Entries from a visual dataset
<<<<
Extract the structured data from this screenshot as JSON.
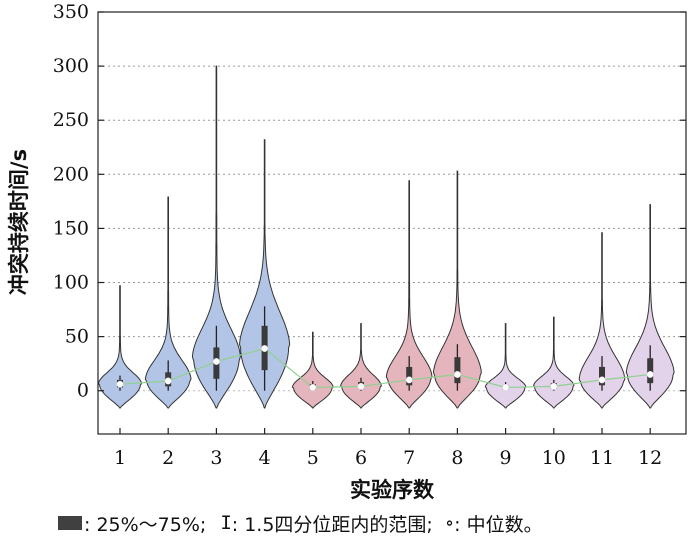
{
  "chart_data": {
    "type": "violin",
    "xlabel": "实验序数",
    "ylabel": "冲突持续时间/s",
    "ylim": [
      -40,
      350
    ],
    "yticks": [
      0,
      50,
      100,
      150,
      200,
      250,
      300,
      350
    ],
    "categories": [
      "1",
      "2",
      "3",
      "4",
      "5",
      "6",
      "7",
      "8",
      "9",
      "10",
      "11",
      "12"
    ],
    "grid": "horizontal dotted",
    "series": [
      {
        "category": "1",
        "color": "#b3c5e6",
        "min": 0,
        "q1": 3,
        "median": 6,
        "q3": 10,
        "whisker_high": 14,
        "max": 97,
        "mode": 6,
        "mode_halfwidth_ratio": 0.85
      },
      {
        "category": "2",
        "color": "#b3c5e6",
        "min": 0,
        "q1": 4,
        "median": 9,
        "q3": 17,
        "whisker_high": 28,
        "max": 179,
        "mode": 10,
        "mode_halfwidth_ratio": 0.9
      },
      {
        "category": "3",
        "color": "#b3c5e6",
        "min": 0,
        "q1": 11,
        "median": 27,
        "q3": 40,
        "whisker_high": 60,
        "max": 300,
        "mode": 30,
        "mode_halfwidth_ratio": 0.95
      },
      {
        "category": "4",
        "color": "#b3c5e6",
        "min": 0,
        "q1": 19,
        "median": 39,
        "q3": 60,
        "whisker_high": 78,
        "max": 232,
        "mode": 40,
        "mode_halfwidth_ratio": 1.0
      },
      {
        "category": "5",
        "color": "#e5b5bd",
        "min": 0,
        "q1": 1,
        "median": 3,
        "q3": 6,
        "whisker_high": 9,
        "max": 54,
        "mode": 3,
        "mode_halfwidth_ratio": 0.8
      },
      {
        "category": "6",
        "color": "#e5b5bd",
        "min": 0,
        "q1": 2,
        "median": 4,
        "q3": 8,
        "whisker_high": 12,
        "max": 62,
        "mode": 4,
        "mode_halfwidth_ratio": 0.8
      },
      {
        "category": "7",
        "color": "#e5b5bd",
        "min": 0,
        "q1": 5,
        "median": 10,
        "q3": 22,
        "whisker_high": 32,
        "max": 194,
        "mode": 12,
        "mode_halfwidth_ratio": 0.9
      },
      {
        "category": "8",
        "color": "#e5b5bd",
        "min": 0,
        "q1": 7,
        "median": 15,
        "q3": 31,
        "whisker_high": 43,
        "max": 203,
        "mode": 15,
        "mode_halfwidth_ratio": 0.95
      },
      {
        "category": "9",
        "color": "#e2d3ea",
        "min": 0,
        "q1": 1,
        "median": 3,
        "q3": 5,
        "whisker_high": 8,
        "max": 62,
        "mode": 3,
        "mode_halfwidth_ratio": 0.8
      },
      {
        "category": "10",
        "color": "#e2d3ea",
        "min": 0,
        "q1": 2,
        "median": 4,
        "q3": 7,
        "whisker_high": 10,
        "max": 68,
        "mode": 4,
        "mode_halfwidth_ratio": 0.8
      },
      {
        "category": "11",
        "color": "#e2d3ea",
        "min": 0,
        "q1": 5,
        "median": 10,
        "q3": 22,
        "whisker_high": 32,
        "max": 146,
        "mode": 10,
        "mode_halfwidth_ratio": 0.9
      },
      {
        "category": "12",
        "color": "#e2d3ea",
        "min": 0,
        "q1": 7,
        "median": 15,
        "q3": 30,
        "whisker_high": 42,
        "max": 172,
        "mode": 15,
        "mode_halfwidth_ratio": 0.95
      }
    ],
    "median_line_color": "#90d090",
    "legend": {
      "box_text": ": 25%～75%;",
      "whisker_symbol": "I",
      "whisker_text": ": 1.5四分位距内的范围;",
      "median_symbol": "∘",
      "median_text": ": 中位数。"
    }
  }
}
>>>>
<<<<
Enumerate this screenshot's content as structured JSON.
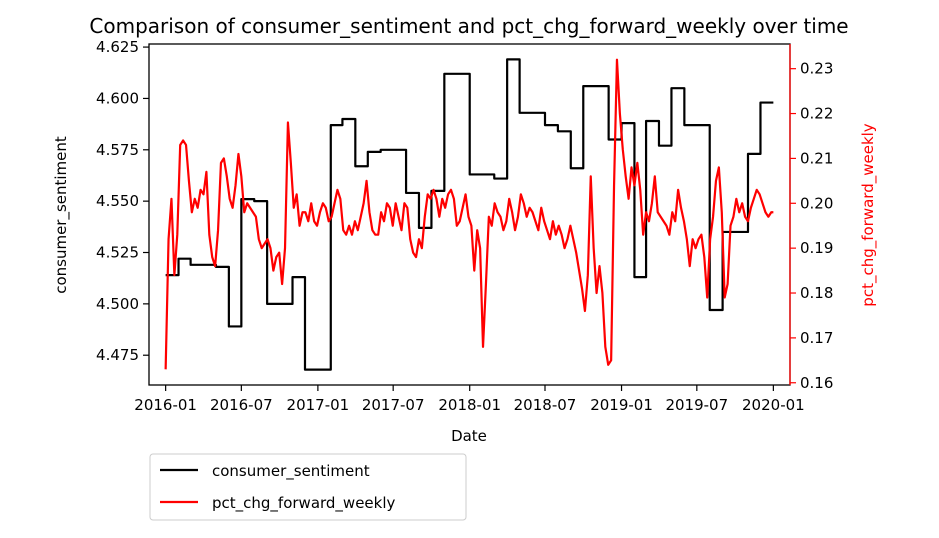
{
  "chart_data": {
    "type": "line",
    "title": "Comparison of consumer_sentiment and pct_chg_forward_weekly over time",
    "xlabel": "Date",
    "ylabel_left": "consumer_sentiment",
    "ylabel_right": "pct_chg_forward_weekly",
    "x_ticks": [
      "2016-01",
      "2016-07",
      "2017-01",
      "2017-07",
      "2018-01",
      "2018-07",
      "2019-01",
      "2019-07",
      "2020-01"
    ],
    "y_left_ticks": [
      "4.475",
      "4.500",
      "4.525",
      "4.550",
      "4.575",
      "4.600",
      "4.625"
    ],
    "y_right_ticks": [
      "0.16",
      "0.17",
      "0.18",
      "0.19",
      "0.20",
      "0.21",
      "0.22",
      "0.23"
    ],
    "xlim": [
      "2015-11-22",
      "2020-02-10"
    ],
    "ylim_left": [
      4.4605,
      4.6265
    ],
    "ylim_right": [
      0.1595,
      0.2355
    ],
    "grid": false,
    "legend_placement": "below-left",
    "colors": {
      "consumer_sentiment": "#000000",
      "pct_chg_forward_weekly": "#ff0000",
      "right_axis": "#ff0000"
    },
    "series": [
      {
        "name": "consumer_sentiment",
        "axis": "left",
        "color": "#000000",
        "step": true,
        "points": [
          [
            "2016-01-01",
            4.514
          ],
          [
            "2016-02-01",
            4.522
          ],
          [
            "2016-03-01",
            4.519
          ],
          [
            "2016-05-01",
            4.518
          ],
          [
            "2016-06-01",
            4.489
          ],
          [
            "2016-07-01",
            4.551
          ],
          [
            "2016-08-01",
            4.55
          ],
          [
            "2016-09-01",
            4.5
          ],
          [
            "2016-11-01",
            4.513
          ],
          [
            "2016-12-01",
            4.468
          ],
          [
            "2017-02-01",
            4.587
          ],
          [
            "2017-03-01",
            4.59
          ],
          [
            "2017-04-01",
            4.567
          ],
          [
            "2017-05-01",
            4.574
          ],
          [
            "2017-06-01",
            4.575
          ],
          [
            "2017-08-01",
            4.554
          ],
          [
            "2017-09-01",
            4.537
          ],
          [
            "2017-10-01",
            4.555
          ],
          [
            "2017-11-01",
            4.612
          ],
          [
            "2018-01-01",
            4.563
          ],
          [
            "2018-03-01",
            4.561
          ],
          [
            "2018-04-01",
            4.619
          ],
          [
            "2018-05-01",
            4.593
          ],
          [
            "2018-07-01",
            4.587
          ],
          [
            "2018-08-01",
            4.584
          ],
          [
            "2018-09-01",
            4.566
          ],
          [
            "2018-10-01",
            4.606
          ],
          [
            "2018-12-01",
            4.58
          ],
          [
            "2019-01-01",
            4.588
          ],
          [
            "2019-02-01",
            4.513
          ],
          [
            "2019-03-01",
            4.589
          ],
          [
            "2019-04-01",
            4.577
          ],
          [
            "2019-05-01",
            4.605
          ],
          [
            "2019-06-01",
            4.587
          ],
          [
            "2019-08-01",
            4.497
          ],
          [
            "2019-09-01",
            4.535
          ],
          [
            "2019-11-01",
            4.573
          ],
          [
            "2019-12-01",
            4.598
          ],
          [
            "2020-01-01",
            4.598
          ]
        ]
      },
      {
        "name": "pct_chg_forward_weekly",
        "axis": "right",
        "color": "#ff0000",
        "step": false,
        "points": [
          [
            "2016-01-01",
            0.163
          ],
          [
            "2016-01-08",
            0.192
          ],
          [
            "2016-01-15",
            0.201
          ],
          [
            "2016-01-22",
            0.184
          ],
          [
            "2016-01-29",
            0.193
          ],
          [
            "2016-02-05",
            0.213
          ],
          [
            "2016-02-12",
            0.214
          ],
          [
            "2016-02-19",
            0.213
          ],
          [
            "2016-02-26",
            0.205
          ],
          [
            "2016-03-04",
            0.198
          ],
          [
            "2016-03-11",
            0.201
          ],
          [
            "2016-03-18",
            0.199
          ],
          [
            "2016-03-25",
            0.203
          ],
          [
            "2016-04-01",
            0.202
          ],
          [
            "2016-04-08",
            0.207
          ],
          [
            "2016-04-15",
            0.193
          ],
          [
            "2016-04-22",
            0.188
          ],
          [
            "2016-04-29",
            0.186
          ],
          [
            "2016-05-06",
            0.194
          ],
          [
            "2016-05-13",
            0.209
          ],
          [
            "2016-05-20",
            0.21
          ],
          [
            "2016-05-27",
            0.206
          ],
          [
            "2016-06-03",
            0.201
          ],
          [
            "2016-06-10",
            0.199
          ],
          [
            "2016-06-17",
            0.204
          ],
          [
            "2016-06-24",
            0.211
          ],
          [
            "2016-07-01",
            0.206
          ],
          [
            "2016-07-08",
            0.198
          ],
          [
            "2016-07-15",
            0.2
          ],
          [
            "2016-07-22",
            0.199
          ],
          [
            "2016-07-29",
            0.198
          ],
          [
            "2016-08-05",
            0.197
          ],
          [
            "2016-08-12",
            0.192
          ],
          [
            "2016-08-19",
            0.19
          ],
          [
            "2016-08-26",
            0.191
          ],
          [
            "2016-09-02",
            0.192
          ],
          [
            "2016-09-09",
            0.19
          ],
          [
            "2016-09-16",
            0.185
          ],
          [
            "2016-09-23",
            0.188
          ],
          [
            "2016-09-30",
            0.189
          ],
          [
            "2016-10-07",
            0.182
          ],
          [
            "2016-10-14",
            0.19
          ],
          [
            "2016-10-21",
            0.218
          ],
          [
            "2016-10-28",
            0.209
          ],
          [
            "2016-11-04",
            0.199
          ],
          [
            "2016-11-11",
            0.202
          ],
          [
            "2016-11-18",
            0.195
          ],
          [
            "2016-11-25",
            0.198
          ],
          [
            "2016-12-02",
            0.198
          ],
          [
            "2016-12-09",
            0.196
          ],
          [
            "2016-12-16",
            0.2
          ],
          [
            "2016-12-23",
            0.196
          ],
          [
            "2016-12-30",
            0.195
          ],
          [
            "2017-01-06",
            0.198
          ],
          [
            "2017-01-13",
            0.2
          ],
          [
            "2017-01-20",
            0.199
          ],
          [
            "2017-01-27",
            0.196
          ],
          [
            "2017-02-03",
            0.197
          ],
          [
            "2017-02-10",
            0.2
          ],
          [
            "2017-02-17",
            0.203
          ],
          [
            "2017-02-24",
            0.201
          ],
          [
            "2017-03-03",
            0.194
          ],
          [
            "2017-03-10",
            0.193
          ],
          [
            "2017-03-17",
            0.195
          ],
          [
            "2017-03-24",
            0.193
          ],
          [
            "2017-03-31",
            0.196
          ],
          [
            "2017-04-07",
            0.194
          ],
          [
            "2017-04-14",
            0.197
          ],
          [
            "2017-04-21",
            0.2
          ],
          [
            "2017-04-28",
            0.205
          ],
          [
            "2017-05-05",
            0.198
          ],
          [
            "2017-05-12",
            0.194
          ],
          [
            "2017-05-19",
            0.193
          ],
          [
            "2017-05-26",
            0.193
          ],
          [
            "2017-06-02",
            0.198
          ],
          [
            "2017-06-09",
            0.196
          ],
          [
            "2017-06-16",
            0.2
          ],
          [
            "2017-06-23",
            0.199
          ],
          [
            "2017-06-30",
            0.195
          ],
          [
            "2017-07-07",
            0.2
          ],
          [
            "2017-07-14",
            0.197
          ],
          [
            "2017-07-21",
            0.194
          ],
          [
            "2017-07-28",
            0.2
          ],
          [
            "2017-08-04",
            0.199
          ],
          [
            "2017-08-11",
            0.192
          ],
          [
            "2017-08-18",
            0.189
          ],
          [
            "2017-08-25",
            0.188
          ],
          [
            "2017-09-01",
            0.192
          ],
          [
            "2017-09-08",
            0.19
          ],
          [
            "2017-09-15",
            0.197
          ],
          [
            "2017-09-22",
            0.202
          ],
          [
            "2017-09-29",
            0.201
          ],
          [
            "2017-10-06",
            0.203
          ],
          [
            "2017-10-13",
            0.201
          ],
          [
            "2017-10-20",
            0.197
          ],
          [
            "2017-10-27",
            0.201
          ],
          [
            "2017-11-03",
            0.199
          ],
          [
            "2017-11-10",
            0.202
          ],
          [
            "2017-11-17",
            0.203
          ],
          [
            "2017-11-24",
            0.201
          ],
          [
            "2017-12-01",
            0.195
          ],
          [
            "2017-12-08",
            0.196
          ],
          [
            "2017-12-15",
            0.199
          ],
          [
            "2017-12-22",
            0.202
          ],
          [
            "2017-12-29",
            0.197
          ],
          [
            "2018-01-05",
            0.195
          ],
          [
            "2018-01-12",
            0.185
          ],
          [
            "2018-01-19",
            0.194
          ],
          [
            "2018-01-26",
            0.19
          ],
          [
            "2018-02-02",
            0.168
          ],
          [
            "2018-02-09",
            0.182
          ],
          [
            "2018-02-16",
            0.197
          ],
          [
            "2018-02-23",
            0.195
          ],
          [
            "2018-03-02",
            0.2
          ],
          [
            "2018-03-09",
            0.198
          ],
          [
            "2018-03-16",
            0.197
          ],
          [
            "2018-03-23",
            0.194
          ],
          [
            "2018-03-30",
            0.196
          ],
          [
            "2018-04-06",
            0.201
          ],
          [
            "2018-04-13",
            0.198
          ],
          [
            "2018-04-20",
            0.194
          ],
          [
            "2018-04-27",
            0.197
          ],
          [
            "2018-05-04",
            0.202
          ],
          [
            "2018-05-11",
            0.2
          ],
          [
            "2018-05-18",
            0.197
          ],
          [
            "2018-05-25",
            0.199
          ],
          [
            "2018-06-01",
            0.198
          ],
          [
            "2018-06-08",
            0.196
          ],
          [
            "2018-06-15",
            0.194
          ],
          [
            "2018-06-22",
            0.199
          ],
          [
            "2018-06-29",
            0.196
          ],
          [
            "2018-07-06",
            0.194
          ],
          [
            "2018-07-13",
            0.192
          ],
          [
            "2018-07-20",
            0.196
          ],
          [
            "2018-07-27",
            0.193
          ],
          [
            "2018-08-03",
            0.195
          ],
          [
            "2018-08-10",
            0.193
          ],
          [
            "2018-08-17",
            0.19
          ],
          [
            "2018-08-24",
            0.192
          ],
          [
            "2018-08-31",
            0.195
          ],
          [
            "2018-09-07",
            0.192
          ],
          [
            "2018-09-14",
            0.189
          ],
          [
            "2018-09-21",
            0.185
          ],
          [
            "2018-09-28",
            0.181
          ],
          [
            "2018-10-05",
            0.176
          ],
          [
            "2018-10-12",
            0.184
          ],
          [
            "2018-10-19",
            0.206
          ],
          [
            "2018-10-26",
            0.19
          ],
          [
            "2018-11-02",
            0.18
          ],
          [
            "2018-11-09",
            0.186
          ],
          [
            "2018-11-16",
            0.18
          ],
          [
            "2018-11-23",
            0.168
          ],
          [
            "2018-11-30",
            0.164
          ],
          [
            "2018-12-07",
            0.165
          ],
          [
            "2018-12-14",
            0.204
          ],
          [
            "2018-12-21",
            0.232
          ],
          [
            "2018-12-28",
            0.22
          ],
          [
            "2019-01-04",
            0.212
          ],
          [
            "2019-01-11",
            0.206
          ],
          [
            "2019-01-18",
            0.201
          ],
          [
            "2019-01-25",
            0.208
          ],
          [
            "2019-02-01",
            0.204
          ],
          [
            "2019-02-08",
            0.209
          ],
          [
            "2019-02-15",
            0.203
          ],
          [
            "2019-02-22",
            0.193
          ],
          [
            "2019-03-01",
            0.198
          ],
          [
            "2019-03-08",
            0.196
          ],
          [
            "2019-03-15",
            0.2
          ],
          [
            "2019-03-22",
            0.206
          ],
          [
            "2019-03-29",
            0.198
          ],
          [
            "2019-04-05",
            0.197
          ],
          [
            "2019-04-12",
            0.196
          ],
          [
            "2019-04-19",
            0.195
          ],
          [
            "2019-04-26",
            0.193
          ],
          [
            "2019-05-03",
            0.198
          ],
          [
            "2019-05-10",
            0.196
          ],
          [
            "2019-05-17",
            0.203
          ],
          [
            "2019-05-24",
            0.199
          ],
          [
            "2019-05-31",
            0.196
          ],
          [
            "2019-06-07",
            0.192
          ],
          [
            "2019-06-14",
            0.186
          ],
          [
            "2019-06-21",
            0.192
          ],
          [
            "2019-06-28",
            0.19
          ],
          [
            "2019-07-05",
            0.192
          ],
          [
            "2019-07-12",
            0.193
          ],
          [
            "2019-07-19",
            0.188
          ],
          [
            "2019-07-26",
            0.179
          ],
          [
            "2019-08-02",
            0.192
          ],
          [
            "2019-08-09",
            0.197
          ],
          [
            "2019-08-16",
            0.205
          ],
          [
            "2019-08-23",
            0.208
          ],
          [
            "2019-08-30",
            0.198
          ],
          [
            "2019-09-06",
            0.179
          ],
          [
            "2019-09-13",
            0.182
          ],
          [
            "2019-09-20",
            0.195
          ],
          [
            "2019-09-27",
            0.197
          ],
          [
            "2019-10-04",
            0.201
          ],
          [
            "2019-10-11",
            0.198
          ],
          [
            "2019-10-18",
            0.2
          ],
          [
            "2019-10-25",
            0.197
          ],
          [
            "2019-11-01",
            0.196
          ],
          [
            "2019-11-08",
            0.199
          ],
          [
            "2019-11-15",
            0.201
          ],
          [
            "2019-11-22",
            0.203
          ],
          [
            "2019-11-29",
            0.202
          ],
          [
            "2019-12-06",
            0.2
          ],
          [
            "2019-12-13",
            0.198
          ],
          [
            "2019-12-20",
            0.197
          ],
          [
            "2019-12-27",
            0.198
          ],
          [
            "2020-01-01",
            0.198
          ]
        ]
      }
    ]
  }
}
>>>>
Set exercise
Identify all lines in the records above with the word "structured".

Solution
Extract the structured data from this screenshot as JSON.
Enumerate this screenshot's content as structured JSON.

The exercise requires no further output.